- [Requirement]: Show each line that has the string "JSON" in it.

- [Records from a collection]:
::::

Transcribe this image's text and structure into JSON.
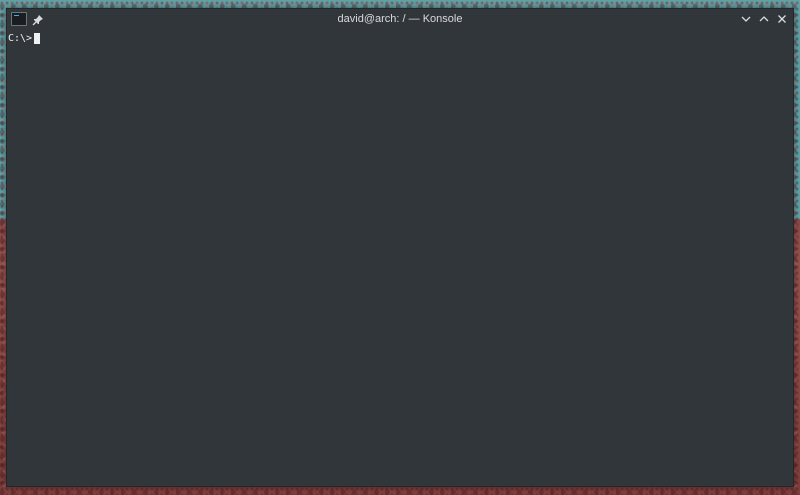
{
  "window": {
    "title": "david@arch: / — Konsole",
    "app_icon": "terminal-icon",
    "pin_icon": "pin-icon",
    "buttons": {
      "minimize_icon": "chevron-down-icon",
      "maximize_icon": "chevron-up-icon",
      "close_icon": "close-icon"
    }
  },
  "terminal": {
    "prompt": "C:\\>",
    "input": ""
  },
  "colors": {
    "window_bg": "#31363b",
    "text": "#eff0f1",
    "sky": "#5fa3a9",
    "ground": "#8c4a4a"
  }
}
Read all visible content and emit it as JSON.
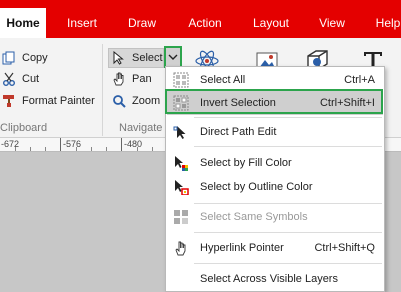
{
  "tabs": [
    "Home",
    "Insert",
    "Draw",
    "Action",
    "Layout",
    "View",
    "Help"
  ],
  "ribbon": {
    "clipboard": {
      "copy": "Copy",
      "cut": "Cut",
      "format_painter": "Format Painter",
      "label": "Clipboard"
    },
    "navigate": {
      "select": "Select",
      "pan": "Pan",
      "zoom": "Zoom",
      "label": "Navigate"
    }
  },
  "ruler": [
    "-672",
    "-576",
    "-480"
  ],
  "menu": {
    "items": [
      {
        "label": "Select All",
        "shortcut": "Ctrl+A",
        "icon": "select-all-icon"
      },
      {
        "label": "Invert Selection",
        "shortcut": "Ctrl+Shift+I",
        "icon": "invert-selection-icon"
      },
      {
        "label": "Direct Path Edit",
        "shortcut": "",
        "icon": "direct-path-edit-icon"
      },
      {
        "label": "Select by Fill Color",
        "shortcut": "",
        "icon": "fill-color-icon"
      },
      {
        "label": "Select by Outline Color",
        "shortcut": "",
        "icon": "outline-color-icon"
      },
      {
        "label": "Select Same Symbols",
        "shortcut": "",
        "icon": "same-symbols-icon"
      },
      {
        "label": "Hyperlink Pointer",
        "shortcut": "Ctrl+Shift+Q",
        "icon": "hyperlink-pointer-icon"
      },
      {
        "label": "Select Across Visible Layers",
        "shortcut": "",
        "icon": ""
      }
    ]
  },
  "colors": {
    "accent_red": "#e40000",
    "highlight_green": "#2ca44c"
  }
}
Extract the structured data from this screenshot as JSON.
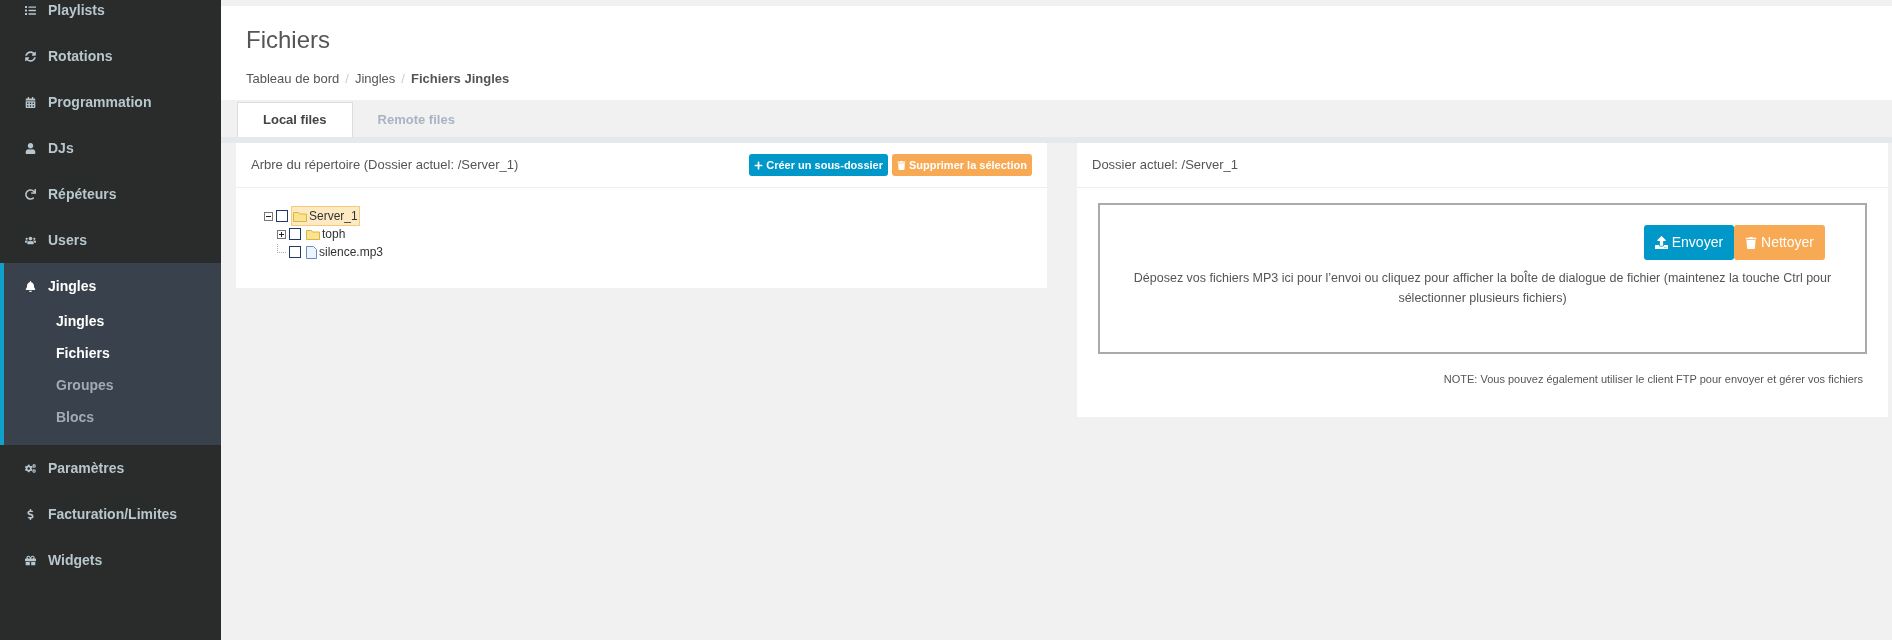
{
  "sidebar": {
    "items": [
      {
        "label": "Playlists",
        "selected": false
      },
      {
        "label": "Rotations",
        "selected": false
      },
      {
        "label": "Programmation",
        "selected": false
      },
      {
        "label": "DJs",
        "selected": false
      },
      {
        "label": "Répéteurs",
        "selected": false
      },
      {
        "label": "Users",
        "selected": false
      },
      {
        "label": "Jingles",
        "selected": true,
        "children": [
          {
            "label": "Jingles",
            "selected": true
          },
          {
            "label": "Fichiers",
            "selected": true
          },
          {
            "label": "Groupes",
            "selected": false
          },
          {
            "label": "Blocs",
            "selected": false
          }
        ]
      },
      {
        "label": "Paramètres",
        "selected": false
      },
      {
        "label": "Facturation/Limites",
        "selected": false
      },
      {
        "label": "Widgets",
        "selected": false
      }
    ]
  },
  "header": {
    "title": "Fichiers",
    "separator": "/",
    "breadcrumb": [
      {
        "label": "Tableau de bord",
        "current": false
      },
      {
        "label": "Jingles",
        "current": false
      },
      {
        "label": "Fichiers Jingles",
        "current": true
      }
    ]
  },
  "tabs": [
    {
      "label": "Local files",
      "selected": true
    },
    {
      "label": "Remote files",
      "selected": false
    }
  ],
  "tree_panel": {
    "title": "Arbre du répertoire (Dossier actuel: /Server_1)",
    "buttons": [
      {
        "label": "Créer un sous-dossier",
        "kind": "primary"
      },
      {
        "label": "Supprimer la sélection",
        "kind": "warning"
      }
    ],
    "tree": [
      {
        "label": "Server_1",
        "kind": "folder",
        "expanded": true,
        "checked": false,
        "selected": true,
        "children": [
          {
            "label": "toph",
            "kind": "folder",
            "expanded": false,
            "checked": false,
            "selected": false
          },
          {
            "label": "silence.mp3",
            "kind": "file",
            "checked": false,
            "selected": false
          }
        ]
      }
    ]
  },
  "upload_panel": {
    "title": "Dossier actuel: /Server_1",
    "buttons": [
      {
        "label": "Envoyer",
        "kind": "primary"
      },
      {
        "label": "Nettoyer",
        "kind": "warning"
      }
    ],
    "dropzone_text": "Déposez vos fichiers MP3 ici pour l’envoi ou cliquez pour afficher la boÎte de dialogue de fichier (maintenez la touche Ctrl pour sélectionner plusieurs fichiers)",
    "note": "NOTE: Vous pouvez également utiliser le client FTP pour envoyer et gérer vos fichiers"
  }
}
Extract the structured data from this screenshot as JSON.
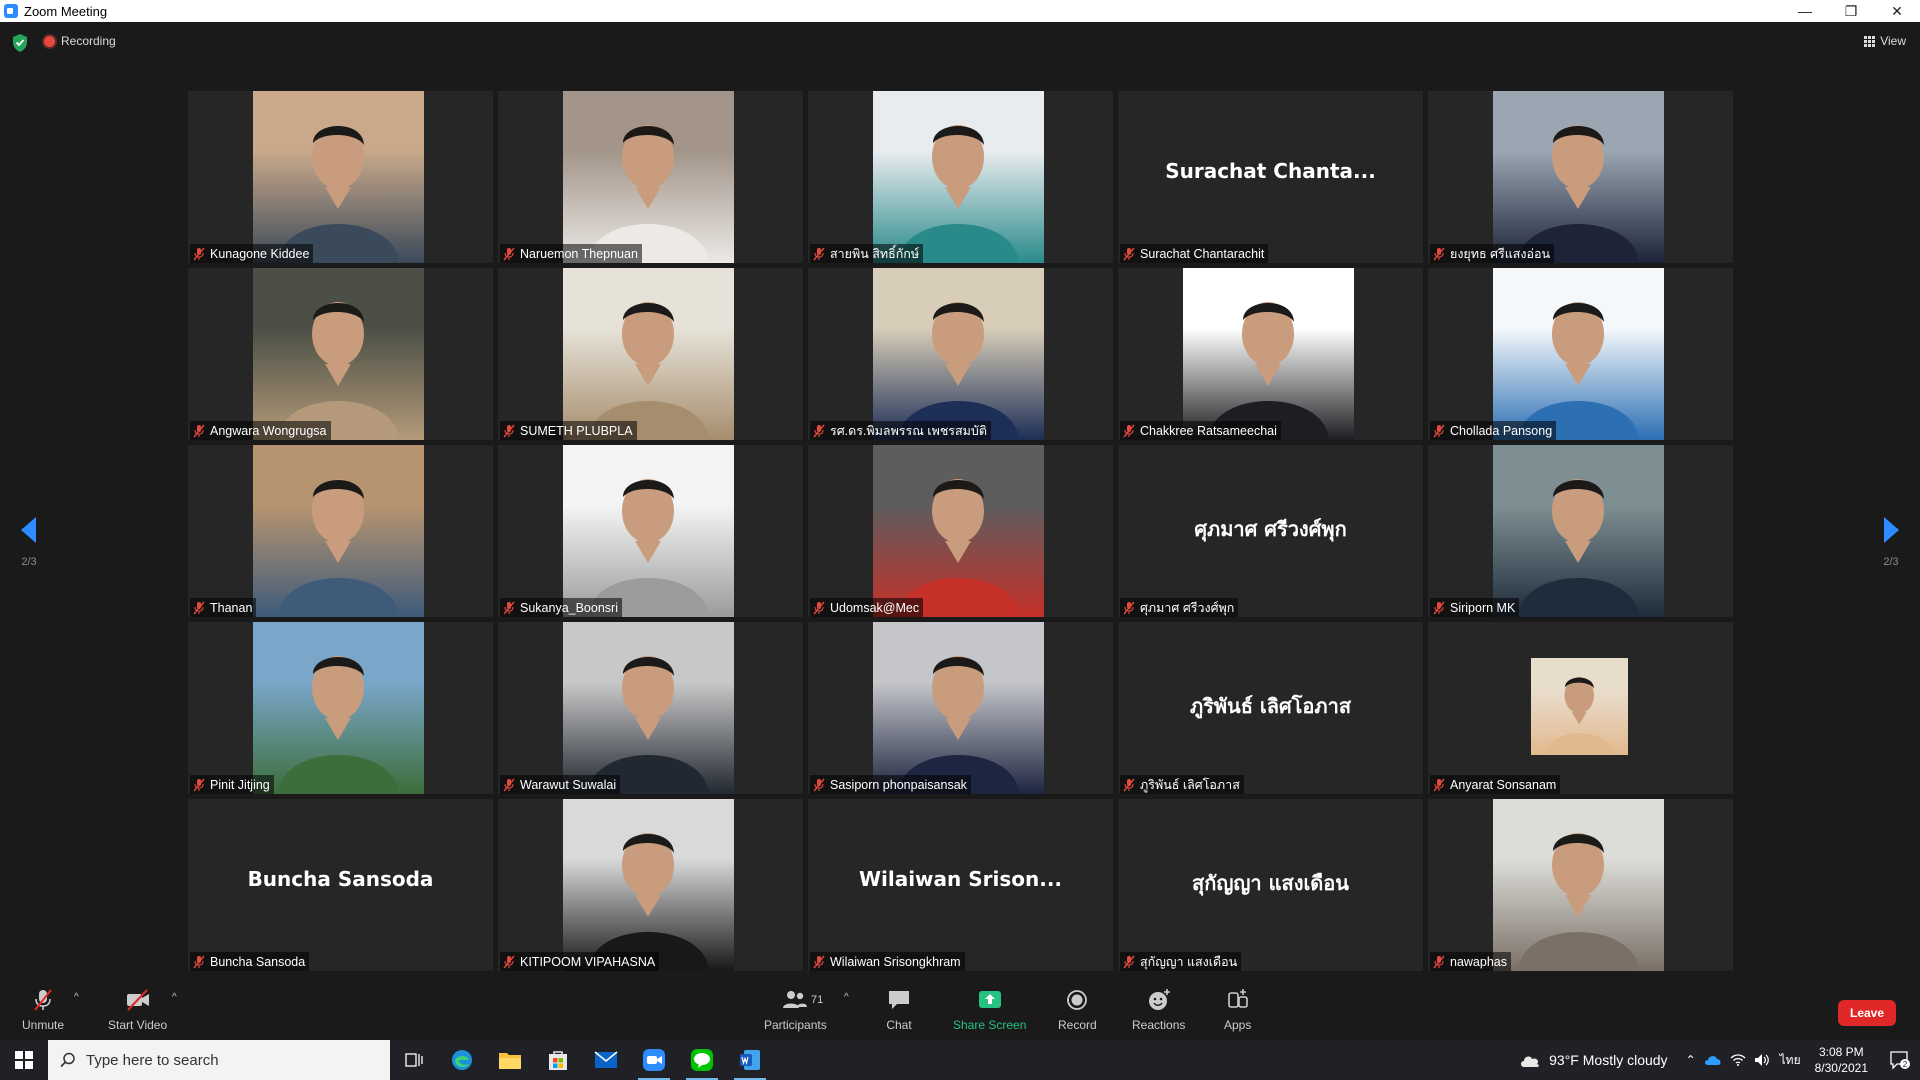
{
  "window": {
    "title": "Zoom Meeting"
  },
  "topbar": {
    "recording_label": "Recording",
    "view_label": "View"
  },
  "pagination": {
    "left_page": "2/3",
    "right_page": "2/3"
  },
  "participants": [
    {
      "name": "Kunagone Kiddee",
      "muted": true,
      "video": true,
      "bg": [
        "#c9a98a",
        "#3b4a5a"
      ]
    },
    {
      "name": "Naruemon Thepnuan",
      "muted": true,
      "video": true,
      "bg": [
        "#a3958a",
        "#ece9e6"
      ]
    },
    {
      "name": "สายพิน สิทธิ์กักษ์",
      "muted": true,
      "video": true,
      "bg": [
        "#e9ecef",
        "#2a8a8a"
      ]
    },
    {
      "name": "Surachat Chantarachit",
      "muted": true,
      "video": false,
      "big_name": "Surachat  Chanta..."
    },
    {
      "name": "ยงยุทธ ศรีแสงอ่อน",
      "muted": true,
      "video": true,
      "bg": [
        "#9aa6b2",
        "#1d2438"
      ]
    },
    {
      "name": "Angwara Wongrugsa",
      "muted": true,
      "video": true,
      "bg": [
        "#4b4f45",
        "#b49a7a"
      ]
    },
    {
      "name": "SUMETH PLUBPLA",
      "muted": true,
      "video": true,
      "bg": [
        "#e6e2d8",
        "#a68d6d"
      ]
    },
    {
      "name": "รศ.ดร.พิมลพรรณ เพชรสมบัติ",
      "muted": true,
      "video": true,
      "bg": [
        "#d8cdb8",
        "#1d2f56"
      ]
    },
    {
      "name": "Chakkree Ratsameechai",
      "muted": true,
      "video": true,
      "bg": [
        "#ffffff",
        "#1e1e22"
      ]
    },
    {
      "name": "Chollada Pansong",
      "muted": true,
      "video": true,
      "bg": [
        "#f4f8fb",
        "#2c6fb3"
      ]
    },
    {
      "name": "Thanan",
      "muted": true,
      "video": true,
      "bg": [
        "#b79470",
        "#3e5b7a"
      ]
    },
    {
      "name": "Sukanya_Boonsri",
      "muted": true,
      "video": true,
      "bg": [
        "#f4f4f4",
        "#9b9b9b"
      ]
    },
    {
      "name": "Udomsak@Mec",
      "muted": true,
      "video": true,
      "bg": [
        "#5d5d5d",
        "#c53028"
      ]
    },
    {
      "name": "ศุภมาศ ศรีวงศ์พุก",
      "muted": true,
      "video": false,
      "big_name": "ศุภมาศ ศรีวงศ์พุก"
    },
    {
      "name": "Siriporn MK",
      "muted": true,
      "video": true,
      "bg": [
        "#7e8f93",
        "#1f2c3b"
      ]
    },
    {
      "name": "Pinit Jitjing",
      "muted": true,
      "video": true,
      "bg": [
        "#7aa6c9",
        "#3b6e3a"
      ]
    },
    {
      "name": "Warawut Suwalai",
      "muted": true,
      "video": true,
      "bg": [
        "#c8c8c8",
        "#222831"
      ]
    },
    {
      "name": "Sasiporn phonpaisansak",
      "muted": true,
      "video": true,
      "bg": [
        "#c4c6ca",
        "#1e2540"
      ]
    },
    {
      "name": "ภูริพันธ์ เลิศโอภาส",
      "muted": true,
      "video": false,
      "big_name": "ภูริพันธ์ เลิศโอภาส"
    },
    {
      "name": "Anyarat Sonsanam",
      "muted": true,
      "video": true,
      "small": true,
      "bg": [
        "#e8dccb",
        "#e2b98e"
      ]
    },
    {
      "name": "Buncha Sansoda",
      "muted": true,
      "video": false,
      "big_name": "Buncha Sansoda"
    },
    {
      "name": "KITIPOOM VIPAHASNA",
      "muted": true,
      "video": true,
      "bg": [
        "#d9d9d9",
        "#181818"
      ]
    },
    {
      "name": "Wilaiwan Srisongkhram",
      "muted": true,
      "video": false,
      "big_name": "Wilaiwan  Srison..."
    },
    {
      "name": "สุกัญญา แสงเดือน",
      "muted": true,
      "video": false,
      "big_name": "สุกัญญา  แสงเดือน"
    },
    {
      "name": "nawaphas",
      "muted": true,
      "video": true,
      "bg": [
        "#dcdcd8",
        "#7a7066"
      ]
    }
  ],
  "toolbar": {
    "unmute_label": "Unmute",
    "start_video_label": "Start Video",
    "participants_label": "Participants",
    "participants_count": "71",
    "chat_label": "Chat",
    "share_screen_label": "Share Screen",
    "record_label": "Record",
    "reactions_label": "Reactions",
    "apps_label": "Apps",
    "leave_label": "Leave"
  },
  "taskbar": {
    "search_placeholder": "Type here to search",
    "weather": "93°F  Mostly cloudy",
    "language": "ไทย",
    "time": "3:08 PM",
    "date": "8/30/2021",
    "notification_count": "2"
  },
  "colors": {
    "share_green": "#26c281",
    "leave_red": "#e02828",
    "zoom_blue": "#2D8CFF"
  }
}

::::

- [Answer in full]:
Transcribe this image's text and structure into JSON.
Read all visible content and emit it as JSON.
Extract the structured data from this screenshot as JSON.
Extract the structured data from this screenshot as JSON.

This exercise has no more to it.